What you have to do
Collect all lines from the listing that include the string "Texas".

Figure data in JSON
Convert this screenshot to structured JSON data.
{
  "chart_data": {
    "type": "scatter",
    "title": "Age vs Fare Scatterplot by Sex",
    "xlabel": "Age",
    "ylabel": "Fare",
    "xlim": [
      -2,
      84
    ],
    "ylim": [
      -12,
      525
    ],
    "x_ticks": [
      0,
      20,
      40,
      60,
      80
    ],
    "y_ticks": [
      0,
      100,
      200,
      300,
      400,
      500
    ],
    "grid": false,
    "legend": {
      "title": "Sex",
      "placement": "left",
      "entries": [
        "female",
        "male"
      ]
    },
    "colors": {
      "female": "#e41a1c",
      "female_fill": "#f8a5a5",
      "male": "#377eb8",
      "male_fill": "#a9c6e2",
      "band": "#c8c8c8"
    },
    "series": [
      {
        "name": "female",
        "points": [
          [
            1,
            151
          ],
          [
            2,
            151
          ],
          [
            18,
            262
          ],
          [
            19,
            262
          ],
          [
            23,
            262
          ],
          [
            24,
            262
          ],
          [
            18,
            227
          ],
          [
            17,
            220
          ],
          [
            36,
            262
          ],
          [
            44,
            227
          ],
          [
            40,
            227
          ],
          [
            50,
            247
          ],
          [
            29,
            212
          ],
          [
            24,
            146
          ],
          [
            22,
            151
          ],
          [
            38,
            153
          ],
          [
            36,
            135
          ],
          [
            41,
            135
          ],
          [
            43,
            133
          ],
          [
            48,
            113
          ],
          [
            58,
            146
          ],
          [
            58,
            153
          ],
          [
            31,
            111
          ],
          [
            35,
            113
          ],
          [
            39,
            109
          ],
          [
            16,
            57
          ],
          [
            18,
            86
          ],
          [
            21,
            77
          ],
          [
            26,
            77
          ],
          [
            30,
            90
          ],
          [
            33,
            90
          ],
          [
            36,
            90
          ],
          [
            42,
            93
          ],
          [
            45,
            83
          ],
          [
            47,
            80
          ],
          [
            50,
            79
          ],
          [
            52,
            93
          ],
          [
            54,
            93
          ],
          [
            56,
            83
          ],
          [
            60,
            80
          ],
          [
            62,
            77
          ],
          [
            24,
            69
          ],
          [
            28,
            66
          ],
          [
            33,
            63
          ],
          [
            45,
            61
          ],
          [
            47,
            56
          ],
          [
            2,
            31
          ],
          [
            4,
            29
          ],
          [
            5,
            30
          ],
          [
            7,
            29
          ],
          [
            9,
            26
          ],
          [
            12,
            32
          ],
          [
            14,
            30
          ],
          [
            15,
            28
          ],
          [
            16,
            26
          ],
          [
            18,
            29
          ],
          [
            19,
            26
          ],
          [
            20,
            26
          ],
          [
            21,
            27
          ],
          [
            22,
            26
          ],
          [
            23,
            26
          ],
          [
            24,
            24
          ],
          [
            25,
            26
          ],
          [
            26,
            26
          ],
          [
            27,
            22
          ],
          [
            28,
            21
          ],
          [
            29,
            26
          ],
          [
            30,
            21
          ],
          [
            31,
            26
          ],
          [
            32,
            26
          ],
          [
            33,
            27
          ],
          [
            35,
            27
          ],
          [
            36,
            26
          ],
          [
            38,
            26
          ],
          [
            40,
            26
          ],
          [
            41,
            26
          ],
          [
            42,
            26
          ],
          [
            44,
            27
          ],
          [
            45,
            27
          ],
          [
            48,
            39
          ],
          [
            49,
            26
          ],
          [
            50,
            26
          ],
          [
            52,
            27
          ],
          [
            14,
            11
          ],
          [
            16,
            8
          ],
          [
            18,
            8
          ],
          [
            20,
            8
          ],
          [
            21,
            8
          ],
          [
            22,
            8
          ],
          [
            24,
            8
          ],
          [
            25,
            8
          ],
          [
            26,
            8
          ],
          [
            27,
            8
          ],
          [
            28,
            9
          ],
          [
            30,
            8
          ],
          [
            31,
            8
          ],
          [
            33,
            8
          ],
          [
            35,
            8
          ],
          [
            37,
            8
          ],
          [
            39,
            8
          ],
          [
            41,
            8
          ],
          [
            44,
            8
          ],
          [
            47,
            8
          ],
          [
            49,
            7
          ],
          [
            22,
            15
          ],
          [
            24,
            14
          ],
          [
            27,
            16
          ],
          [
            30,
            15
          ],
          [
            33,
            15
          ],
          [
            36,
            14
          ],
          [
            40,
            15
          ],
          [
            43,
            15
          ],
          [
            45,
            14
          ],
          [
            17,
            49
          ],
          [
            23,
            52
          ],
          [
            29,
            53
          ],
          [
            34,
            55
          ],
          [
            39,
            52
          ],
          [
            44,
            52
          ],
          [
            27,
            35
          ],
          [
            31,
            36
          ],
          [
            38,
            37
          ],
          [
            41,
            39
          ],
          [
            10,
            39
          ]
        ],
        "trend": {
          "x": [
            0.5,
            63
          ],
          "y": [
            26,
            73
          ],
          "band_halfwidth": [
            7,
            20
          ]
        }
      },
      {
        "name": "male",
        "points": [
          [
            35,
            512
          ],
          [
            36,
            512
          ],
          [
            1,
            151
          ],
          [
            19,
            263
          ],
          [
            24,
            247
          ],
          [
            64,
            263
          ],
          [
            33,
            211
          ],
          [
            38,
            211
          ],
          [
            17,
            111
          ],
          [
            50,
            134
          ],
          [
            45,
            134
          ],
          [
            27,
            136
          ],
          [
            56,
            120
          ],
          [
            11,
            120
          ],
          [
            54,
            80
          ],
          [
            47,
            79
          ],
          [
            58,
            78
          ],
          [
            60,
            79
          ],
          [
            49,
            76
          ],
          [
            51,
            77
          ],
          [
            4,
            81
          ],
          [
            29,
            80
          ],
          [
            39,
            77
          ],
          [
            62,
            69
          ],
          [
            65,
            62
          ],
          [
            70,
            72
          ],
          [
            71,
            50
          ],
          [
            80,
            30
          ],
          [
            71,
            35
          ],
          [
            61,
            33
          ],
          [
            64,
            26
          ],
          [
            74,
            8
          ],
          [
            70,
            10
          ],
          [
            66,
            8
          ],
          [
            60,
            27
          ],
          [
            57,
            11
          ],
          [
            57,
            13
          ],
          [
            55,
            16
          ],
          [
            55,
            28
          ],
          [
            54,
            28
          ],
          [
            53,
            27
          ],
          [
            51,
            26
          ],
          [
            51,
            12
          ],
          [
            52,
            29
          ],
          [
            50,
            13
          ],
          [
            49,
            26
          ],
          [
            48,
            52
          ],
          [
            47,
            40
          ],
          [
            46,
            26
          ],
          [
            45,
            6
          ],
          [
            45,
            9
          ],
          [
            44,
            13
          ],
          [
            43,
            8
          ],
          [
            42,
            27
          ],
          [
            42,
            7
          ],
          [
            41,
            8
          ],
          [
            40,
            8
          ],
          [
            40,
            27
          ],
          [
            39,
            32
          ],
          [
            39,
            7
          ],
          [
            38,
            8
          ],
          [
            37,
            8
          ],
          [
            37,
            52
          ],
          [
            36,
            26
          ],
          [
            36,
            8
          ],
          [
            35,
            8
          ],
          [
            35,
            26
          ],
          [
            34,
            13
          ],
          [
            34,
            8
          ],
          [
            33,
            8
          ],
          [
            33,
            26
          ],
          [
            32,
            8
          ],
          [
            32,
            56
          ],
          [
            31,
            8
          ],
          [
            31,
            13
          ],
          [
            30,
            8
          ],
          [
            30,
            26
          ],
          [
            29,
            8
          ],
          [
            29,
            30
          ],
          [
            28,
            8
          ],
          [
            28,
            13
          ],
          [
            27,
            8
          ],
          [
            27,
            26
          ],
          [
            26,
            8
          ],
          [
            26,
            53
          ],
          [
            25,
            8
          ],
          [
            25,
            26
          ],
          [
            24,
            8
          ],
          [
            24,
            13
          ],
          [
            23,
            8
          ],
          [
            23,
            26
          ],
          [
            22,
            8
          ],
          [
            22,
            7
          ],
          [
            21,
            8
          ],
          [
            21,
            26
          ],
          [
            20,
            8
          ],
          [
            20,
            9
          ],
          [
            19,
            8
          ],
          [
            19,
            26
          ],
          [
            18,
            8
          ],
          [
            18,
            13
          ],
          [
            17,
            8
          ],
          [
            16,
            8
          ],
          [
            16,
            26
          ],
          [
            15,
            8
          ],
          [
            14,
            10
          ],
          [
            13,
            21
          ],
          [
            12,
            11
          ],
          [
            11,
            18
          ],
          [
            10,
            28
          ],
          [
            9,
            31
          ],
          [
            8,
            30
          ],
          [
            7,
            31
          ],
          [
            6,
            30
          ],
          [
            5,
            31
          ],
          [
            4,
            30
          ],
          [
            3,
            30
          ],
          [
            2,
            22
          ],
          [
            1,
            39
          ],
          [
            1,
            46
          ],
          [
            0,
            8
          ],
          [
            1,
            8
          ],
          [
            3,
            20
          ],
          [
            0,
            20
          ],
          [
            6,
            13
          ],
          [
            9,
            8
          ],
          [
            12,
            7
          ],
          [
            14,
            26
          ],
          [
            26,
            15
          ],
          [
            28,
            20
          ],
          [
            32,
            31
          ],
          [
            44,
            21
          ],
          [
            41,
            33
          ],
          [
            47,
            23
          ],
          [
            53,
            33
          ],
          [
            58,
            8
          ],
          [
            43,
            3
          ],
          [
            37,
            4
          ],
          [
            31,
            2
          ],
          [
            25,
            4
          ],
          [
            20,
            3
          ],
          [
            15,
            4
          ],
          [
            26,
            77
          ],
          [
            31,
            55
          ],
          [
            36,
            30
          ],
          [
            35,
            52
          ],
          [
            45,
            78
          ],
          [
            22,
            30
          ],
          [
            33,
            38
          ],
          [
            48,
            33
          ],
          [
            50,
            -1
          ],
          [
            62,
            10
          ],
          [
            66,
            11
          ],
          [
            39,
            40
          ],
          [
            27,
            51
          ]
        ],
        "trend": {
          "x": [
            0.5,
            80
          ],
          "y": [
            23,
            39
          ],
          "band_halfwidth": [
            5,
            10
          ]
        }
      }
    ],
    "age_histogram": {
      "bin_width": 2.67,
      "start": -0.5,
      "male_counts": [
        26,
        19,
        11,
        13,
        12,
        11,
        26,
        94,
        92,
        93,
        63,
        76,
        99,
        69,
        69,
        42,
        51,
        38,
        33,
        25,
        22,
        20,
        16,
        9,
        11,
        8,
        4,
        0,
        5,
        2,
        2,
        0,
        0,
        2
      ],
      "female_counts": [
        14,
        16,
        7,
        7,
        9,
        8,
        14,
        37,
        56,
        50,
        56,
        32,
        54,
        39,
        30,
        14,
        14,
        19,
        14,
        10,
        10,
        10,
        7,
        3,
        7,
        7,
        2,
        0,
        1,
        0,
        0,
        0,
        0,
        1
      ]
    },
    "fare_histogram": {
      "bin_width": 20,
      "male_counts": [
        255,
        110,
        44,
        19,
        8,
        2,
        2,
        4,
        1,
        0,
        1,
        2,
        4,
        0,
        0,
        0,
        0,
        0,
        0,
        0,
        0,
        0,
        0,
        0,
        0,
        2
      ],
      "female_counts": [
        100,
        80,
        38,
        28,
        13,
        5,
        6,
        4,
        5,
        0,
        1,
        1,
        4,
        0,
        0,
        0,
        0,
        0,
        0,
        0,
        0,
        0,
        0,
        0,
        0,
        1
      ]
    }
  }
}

...

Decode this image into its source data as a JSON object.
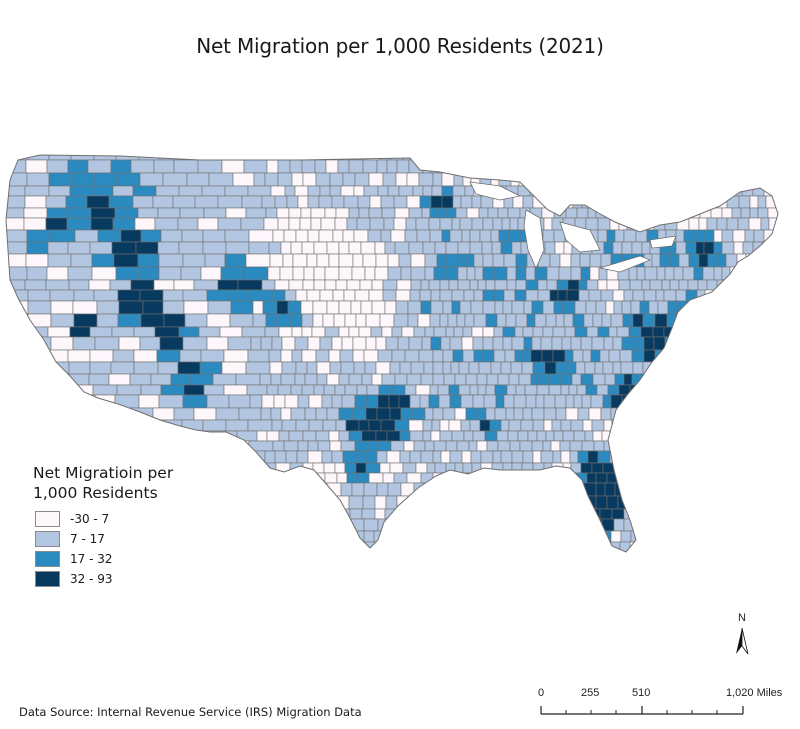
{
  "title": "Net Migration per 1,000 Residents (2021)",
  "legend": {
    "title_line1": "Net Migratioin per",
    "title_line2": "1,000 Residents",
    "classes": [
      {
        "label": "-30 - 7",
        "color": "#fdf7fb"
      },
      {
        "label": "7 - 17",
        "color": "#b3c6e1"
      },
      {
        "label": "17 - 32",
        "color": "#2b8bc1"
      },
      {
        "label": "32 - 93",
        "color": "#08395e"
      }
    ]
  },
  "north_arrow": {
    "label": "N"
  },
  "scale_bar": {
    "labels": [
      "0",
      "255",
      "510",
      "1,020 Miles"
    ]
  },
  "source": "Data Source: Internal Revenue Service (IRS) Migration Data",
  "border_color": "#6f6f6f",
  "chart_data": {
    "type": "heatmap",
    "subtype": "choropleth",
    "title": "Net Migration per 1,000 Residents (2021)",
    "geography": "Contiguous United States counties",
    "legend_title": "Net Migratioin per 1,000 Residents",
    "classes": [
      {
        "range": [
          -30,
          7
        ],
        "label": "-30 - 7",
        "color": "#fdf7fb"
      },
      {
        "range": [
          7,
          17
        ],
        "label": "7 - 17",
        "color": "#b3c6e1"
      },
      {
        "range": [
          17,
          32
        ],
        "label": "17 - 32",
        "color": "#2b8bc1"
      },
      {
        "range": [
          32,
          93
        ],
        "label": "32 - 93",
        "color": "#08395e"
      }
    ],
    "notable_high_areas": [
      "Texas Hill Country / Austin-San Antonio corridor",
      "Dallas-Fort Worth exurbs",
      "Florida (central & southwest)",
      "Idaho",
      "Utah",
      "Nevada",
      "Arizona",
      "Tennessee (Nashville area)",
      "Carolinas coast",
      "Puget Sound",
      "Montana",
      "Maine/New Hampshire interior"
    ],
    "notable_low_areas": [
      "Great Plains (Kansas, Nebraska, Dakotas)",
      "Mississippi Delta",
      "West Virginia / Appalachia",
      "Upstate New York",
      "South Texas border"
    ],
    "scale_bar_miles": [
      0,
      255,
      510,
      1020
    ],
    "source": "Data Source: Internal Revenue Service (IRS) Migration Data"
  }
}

Answer to the task
      "Texas Hill Country / Austin-San Antonio corridor",
      "South Texas border"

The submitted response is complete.